Data entries for graphics
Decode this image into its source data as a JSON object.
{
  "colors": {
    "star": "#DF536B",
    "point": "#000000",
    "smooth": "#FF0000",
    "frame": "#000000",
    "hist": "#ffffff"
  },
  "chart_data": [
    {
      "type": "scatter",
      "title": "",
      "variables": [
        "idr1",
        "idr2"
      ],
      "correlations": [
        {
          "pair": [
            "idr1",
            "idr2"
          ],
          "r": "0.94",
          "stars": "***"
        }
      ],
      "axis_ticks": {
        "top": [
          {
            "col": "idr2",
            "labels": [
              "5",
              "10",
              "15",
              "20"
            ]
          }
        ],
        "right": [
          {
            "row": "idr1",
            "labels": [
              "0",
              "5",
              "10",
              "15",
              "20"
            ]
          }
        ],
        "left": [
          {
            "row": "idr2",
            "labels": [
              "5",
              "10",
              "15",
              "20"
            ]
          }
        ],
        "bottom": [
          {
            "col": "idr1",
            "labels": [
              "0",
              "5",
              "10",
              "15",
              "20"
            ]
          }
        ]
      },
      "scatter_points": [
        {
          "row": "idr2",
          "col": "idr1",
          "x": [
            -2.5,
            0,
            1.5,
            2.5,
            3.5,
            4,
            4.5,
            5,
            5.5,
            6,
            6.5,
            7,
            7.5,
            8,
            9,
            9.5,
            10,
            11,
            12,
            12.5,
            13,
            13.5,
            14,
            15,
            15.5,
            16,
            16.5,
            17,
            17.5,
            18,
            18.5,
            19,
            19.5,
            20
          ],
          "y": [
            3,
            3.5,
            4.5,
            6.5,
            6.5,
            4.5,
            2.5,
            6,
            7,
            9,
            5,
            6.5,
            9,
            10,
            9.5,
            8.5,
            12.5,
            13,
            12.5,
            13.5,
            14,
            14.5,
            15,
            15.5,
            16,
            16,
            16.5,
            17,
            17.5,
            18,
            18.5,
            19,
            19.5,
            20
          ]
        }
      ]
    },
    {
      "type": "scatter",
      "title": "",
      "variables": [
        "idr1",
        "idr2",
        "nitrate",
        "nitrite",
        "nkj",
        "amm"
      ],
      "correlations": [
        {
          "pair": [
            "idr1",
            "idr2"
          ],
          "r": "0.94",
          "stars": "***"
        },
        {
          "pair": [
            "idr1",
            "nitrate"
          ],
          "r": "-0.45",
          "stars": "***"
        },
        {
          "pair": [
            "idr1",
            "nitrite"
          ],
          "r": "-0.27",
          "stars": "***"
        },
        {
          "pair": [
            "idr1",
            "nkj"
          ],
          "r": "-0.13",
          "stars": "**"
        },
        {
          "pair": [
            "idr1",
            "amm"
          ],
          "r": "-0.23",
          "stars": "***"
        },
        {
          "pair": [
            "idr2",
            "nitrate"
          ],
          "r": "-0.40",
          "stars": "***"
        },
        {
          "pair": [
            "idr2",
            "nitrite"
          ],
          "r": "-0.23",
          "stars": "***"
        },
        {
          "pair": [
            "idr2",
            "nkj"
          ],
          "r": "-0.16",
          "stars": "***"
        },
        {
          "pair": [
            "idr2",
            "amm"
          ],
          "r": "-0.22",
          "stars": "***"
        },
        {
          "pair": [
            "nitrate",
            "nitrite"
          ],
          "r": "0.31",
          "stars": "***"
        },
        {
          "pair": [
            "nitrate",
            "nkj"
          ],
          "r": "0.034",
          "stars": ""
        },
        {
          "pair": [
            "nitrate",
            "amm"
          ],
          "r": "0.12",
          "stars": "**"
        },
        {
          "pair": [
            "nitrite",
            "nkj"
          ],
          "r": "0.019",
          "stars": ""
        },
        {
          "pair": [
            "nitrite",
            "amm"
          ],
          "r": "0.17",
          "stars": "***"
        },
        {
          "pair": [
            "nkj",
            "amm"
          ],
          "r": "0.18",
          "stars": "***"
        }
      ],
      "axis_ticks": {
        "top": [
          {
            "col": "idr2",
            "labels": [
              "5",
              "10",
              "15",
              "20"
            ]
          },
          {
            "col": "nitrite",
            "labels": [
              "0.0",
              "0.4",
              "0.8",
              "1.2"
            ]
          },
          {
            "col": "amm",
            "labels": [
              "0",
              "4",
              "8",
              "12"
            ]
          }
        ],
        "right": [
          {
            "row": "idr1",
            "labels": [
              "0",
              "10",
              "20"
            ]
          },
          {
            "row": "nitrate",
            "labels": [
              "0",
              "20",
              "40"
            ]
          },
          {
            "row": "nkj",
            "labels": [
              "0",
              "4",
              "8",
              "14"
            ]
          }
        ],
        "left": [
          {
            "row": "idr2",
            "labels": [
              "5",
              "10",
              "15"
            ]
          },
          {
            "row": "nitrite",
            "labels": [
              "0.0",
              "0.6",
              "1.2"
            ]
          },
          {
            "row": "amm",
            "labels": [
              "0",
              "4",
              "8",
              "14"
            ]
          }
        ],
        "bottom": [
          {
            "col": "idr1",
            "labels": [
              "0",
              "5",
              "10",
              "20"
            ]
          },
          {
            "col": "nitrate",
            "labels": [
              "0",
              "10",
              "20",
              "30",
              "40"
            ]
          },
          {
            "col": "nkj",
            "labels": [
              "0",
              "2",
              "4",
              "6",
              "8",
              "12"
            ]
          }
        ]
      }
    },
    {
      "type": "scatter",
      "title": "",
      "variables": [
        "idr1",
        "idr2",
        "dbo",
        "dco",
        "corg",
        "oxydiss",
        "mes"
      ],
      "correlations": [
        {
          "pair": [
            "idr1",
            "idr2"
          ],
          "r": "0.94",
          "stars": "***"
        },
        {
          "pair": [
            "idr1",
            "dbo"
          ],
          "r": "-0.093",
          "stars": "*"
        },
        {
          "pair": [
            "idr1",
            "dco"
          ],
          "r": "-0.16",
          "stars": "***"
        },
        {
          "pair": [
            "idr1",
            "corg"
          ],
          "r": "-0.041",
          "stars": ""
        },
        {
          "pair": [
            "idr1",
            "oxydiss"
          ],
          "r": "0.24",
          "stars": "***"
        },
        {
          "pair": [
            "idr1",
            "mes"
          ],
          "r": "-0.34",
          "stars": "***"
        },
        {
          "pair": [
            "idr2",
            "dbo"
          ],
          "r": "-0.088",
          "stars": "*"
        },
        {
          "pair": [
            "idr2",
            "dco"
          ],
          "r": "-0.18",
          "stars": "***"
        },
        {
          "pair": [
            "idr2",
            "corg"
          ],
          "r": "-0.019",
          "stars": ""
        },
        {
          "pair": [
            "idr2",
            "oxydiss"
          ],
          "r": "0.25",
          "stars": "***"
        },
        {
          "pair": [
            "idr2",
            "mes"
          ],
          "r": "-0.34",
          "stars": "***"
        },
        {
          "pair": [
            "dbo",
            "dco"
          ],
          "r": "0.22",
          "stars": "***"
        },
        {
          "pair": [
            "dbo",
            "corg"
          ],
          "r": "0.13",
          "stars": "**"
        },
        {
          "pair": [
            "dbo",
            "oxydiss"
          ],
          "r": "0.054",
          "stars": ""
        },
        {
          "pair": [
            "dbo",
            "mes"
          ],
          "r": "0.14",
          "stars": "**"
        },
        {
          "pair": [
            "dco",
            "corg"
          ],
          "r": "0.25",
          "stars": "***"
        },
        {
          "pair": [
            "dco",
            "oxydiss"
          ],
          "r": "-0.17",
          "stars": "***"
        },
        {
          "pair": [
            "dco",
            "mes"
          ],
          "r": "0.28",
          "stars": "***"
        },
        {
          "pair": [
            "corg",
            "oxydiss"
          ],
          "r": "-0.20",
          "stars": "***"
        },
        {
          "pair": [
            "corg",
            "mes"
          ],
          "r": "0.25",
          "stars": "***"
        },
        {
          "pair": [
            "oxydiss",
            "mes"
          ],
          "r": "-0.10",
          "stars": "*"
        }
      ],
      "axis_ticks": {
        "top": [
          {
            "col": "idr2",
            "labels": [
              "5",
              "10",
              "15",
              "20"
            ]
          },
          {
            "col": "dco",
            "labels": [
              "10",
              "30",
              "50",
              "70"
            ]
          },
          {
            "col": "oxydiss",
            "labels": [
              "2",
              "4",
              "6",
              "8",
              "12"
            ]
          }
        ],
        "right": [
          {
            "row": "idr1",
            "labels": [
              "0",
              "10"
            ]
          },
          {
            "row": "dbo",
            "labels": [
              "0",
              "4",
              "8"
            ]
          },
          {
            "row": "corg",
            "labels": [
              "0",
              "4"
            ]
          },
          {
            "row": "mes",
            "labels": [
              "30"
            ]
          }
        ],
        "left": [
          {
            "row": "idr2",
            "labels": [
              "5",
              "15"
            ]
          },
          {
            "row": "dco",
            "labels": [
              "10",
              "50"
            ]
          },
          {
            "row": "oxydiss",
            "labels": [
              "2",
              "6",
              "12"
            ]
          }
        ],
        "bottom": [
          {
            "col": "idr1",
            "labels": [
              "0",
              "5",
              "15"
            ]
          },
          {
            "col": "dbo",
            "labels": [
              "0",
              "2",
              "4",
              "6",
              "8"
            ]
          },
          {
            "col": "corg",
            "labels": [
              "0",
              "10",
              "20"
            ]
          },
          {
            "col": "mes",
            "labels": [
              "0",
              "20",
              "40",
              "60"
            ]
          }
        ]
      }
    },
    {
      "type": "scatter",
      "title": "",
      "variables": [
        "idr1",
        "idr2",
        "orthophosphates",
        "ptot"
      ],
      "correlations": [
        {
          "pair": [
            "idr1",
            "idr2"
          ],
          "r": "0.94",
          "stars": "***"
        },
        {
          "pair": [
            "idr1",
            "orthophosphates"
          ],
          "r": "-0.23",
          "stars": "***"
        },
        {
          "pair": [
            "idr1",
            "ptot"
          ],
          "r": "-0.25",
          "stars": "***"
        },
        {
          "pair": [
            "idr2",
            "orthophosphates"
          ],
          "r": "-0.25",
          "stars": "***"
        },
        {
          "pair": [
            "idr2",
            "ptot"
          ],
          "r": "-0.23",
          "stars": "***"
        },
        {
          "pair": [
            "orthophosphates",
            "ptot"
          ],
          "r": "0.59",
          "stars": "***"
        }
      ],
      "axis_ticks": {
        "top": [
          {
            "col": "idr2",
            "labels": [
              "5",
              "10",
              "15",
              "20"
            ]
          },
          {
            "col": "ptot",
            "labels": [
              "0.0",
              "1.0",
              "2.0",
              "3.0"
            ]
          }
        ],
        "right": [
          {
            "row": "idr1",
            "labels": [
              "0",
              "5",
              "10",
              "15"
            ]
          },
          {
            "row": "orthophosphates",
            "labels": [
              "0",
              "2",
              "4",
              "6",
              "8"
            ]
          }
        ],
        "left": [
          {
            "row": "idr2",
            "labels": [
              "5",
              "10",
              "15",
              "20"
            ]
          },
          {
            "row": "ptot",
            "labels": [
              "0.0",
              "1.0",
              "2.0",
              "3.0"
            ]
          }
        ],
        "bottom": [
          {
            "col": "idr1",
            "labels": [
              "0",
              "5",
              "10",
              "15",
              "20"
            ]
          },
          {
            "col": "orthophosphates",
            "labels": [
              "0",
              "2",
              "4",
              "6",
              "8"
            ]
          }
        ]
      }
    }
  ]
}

§ Task to complete: Exactly how many lines of the material contain the word "orthophosphates"? Write the number alone.

§ Completed task: 6